BEGIN Excerpt provided
Almost Never is a British musical dramedy series that premiered on CBBC on 15 January 2019. The series details the experiences of two fictional bands after their appearances on a reality television competition and features performances from cast members in each episode. Almost Never stars Nathaniel Dass, Harry Still, Oakley Orchard, Mya-Lecia Naylor, Miriam Nyarko, Lola Moxom, Lilly Stanion, Kimberly Wyatt, Tillie Amartey, Tyra Rayne and Aston Merrygold. In 2020, it was announced that Almost Never had been renewed for a third series, which premiered in July 2021.

Premise
Almost Never follows the lives of two bands, the Wonderland and Girls Here First, following their appearance on the fictional music competition series The Spotlight.

Cast and characters

Main
 Nathaniel Dass as Nate, the lead singer and songwriter of the Wonderland.
 Harry Still as Harry, a guitarist in the Wonderland and the older brother of Oakley. 
 Oakley Orchard as Oakley, a guitarist in the Wonderland and the younger brother of Harry.
 Mya-Lecia Naylor as Mya, a member of Girls Here First who begins a relationship with Oakley. (series 1)
 Miriam Nyarko as Miriam, a member of Girls Here First. 
 Lola Moxom as Lola, a member of Girls Here First.
 Lilly Stanion as Lilly, a member of Girls Here First.
 Kimberly Wyatt as Sasha, the controlling manager of Girls Here First.
 Tillie Amartey as Chloe, a vlogger and the social media manager of the Wonderland.
 Tyra Rayne as Tyra, a waitress at the Palais restaurant who is asked to be a member of Girls Here First. (series 2–present)
 Aston Merrygold as Jordan, the manager of the Wonderland. (series 2–present)

Recurring
 Colin Hoult as AJ, the father of Harry and Oakley who manages the Wonderland until they are signed to Coleen's company.
 Emily Atack as Meg, the mother of Harry and Oakley.
 Simran Rakar as Molly, the younger sister of Nate. 
 Imogen Chadwick as Elena, the best friend of Molly and eventual social media manager of the Wonderland.
 Zina Badran as Anika, the mother of Nate and Molly. (series 1–2)
 Ryan Early as Dan, the owner of the Palais restaurant.
 Michelle Gayle as Coleen, the boss of Sasha. She signs the Wonderland to her management company. (series 1–2)
 Luke Fetherston as Fabio, Sasha's assistant and the eventual manager of Girls Here First.
 Stephen Rahman-Hughes as Dev, the father of Nate and Molly. (series 2)
 Victoria Ekanoye as Ashley, the boss of Coleen. (series 2)
 Alexis Strum as Helen, the mother of Lola. (series 3)
 Amber Davies as Jess, Dan's younger sister and Lola's coach. (series 3)
END Excerpt provided
Exercise task 1 » From the Almost Never article, write out the passage starting at "Simran Rakar as" and ending at "coach. (series 3)".
Exercise task 2 » Continue the article on the CBBC series Almost Never from the point where it stops.
BEGIN Records
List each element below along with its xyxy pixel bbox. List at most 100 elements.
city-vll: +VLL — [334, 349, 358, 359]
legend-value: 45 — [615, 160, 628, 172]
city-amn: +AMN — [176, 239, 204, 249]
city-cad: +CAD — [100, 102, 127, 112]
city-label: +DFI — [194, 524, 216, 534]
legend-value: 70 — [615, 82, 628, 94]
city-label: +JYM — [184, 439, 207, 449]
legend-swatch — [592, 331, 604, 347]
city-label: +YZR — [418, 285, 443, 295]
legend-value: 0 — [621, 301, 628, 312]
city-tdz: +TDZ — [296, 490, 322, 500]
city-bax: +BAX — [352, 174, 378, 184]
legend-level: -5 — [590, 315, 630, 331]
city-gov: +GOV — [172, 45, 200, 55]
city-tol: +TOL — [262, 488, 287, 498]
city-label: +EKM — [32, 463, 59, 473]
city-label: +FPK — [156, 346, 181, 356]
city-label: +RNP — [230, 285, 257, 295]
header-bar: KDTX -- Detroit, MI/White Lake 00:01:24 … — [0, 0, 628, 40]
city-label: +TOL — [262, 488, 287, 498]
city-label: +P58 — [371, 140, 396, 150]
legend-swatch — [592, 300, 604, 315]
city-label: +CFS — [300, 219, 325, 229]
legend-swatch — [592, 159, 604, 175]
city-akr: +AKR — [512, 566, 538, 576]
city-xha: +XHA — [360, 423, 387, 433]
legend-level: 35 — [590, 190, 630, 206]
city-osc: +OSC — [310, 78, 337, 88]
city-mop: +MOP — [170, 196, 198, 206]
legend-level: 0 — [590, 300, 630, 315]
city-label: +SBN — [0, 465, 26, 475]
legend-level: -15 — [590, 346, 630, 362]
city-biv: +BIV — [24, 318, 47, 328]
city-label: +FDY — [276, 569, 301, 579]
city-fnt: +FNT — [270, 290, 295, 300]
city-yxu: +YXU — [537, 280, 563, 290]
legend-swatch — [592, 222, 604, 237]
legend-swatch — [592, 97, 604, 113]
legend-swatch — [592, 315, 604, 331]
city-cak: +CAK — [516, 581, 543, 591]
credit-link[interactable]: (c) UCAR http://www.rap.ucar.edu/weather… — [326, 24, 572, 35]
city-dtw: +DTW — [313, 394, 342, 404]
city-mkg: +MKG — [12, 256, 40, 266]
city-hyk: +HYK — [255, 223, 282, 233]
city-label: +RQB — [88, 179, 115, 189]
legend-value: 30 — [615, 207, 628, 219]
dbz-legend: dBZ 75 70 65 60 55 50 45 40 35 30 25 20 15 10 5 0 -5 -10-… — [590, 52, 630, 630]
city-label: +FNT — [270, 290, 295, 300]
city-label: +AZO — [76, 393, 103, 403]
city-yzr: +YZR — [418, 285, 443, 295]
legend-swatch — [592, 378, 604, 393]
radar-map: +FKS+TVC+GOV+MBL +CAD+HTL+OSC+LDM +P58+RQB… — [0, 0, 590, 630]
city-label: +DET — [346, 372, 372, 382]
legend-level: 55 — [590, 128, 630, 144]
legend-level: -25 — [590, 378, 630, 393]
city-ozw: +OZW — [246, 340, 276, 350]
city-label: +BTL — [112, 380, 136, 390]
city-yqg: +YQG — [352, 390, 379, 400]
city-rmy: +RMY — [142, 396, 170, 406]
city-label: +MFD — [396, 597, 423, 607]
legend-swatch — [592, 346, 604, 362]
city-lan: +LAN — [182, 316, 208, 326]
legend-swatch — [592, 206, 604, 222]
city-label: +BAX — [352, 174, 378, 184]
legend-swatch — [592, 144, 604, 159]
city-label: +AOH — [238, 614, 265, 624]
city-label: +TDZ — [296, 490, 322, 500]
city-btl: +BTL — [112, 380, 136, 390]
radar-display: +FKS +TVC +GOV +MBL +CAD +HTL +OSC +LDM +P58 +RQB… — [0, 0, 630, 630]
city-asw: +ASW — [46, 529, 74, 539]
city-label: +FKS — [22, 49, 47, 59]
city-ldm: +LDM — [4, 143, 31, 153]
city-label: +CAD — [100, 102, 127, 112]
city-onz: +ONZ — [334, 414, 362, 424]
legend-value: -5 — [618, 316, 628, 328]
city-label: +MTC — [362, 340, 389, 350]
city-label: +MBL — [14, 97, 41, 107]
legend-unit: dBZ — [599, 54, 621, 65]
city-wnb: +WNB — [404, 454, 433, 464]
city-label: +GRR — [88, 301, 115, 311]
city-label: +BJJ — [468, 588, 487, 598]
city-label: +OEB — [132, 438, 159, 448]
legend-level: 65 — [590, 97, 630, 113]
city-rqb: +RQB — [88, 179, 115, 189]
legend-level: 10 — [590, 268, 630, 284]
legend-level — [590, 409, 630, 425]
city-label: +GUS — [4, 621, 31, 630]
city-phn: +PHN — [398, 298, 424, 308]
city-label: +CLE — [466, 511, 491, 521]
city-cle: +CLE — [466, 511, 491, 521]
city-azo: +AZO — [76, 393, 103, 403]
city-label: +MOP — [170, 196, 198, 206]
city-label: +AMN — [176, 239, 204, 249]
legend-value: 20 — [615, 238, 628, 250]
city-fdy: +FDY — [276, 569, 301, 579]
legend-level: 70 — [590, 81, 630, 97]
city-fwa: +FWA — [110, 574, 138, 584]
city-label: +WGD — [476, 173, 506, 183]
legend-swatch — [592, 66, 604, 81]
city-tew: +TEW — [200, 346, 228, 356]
END Records
Expected output 1 »
Simran Rakar as Molly, the younger sister of Nate. 
 Imogen Chadwick as Elena, the best friend of Molly and eventual social media manager of the Wonderland.
 Zina Badran as Anika, the mother of Nate and Molly. (series 1–2)
 Ryan Early as Dan, the owner of the Palais restaurant.
 Michelle Gayle as Coleen, the boss of Sasha. She signs the Wonderland to her management company. (series 1–2)
 Luke Fetherston as Fabio, Sasha's assistant and the eventual manager of Girls Here First.
 Stephen Rahman-Hughes as Dev, the father of Nate and Molly. (series 2)
 Victoria Ekanoye as Ashley, the boss of Coleen. (series 2)
 Alexis Strum as Helen, the mother of Lola. (series 3)
 Amber Davies as Jess, Dan's younger sister and Lola's coach. (series 3)

Expected output 2 »
Production
The first series of Almost Never filmed in Belfast from 12 August to 15 November 2018. The series was announced on 18 December 2018.  Three months after the debut of the first series, it was announced that cast member Mya-Lecia Naylor had died by misadventure. For the second series, the part of Mya was not recast; instead, her absence was explained by her having left Girls Here First following the group's disastrous European tour.
 
The cast was increased in the second series, with the additions of Aston Merrygold and Tyra Richardson, as well as Stephen Rahman-Hughes and Victoria Ekanoye in recurring capacities. On 2 January 2020, it was announced that CBBC has renewed Almost Never for a third series. On 29 May 2020, the Almost Never Instagram account uploaded an open casting call for children aged between 13 and 17 to audition for the third series. 

Cast regularly get involved in production vlogs and backstage content. Girls Here First star Miriam Nyarko has a series of "Week in the Life" Vlogs on her channel, which show the life of an Almost Never cast-member. Her co-star Tillie Amartey also has her own vlogging series on the official Almost Never Channel (Tillie Vlogs).

International broadcast
In August 2021, it was announced that Almost Never had been acquired by Disney Channel; the series began airing in the United States on 4 September 2021.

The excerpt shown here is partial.